TO DO
Within the records that follow, find every line containing the string "lakh". Copy those lines.

_ _ _ _ _

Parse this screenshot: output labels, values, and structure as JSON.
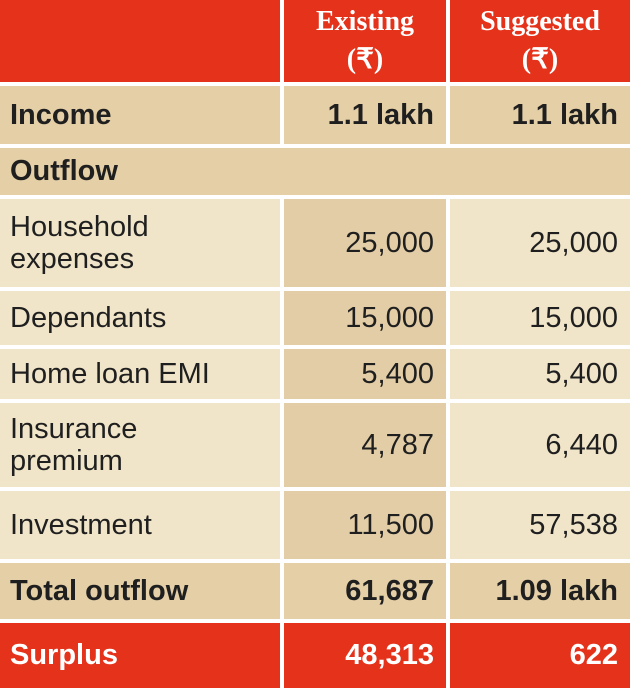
{
  "header": {
    "existing_title": "Existing",
    "existing_unit": "(₹)",
    "suggested_title": "Suggested",
    "suggested_unit": "(₹)"
  },
  "income": {
    "label": "Income",
    "existing": "1.1 lakh",
    "suggested": "1.1 lakh"
  },
  "outflow_label": "Outflow",
  "rows": [
    {
      "label": "Household expenses",
      "existing": "25,000",
      "suggested": "25,000"
    },
    {
      "label": "Dependants",
      "existing": "15,000",
      "suggested": "15,000"
    },
    {
      "label": "Home loan EMI",
      "existing": "5,400",
      "suggested": "5,400"
    },
    {
      "label": "Insurance premium",
      "existing": "4,787",
      "suggested": "6,440"
    },
    {
      "label": "Investment",
      "existing": "11,500",
      "suggested": "57,538"
    }
  ],
  "total_outflow": {
    "label": "Total outflow",
    "existing": "61,687",
    "suggested": "1.09 lakh"
  },
  "surplus": {
    "label": "Surplus",
    "existing": "48,313",
    "suggested": "622"
  },
  "colors": {
    "red": "#e4321b",
    "tan": "#e4cfa6",
    "light": "#f1e5c9"
  }
}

_ _ _ _ _

EXPECTED ANSWER
    "existing": "1.1 lakh",
    "suggested": "1.1 lakh"
    "suggested": "1.09 lakh"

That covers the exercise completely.